EXERCISE :: Select all lines in the records that include "flag".

-.-.-

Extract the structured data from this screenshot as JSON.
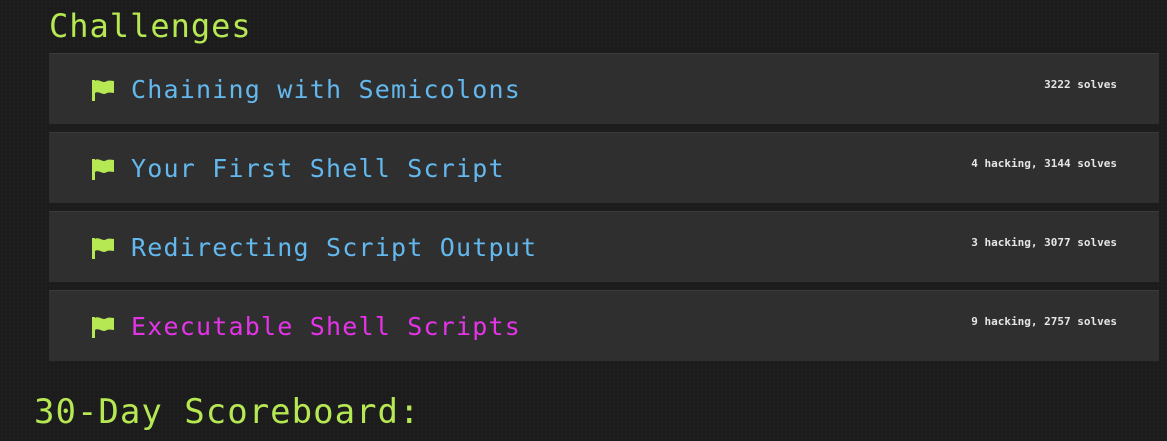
{
  "challenges_section": {
    "title": "Challenges",
    "items": [
      {
        "name": "Chaining with Semicolons",
        "stats": "3222 solves",
        "active": false
      },
      {
        "name": "Your First Shell Script",
        "stats": "4 hacking, 3144 solves",
        "active": false
      },
      {
        "name": "Redirecting Script Output",
        "stats": "3 hacking, 3077 solves",
        "active": false
      },
      {
        "name": "Executable Shell Scripts",
        "stats": "9 hacking, 2757 solves",
        "active": true
      }
    ]
  },
  "scoreboard_section": {
    "title": "30-Day Scoreboard:"
  },
  "colors": {
    "background": "#1c1c1c",
    "card": "#2f2f2f",
    "heading": "#b5e853",
    "link": "#63b8ee",
    "active_link": "#e534e8",
    "flag": "#b5e853",
    "stats_text": "#e6e6e6"
  },
  "icons": {
    "challenge_icon": "flag-icon"
  }
}
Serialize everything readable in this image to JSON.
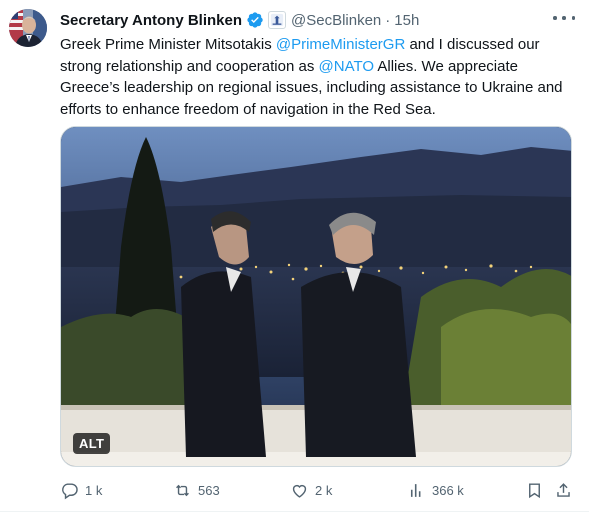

-.-.-

FINAL RESULT ::
    "flag": "#b5e853",
    "challenge_icon": "flag-icon"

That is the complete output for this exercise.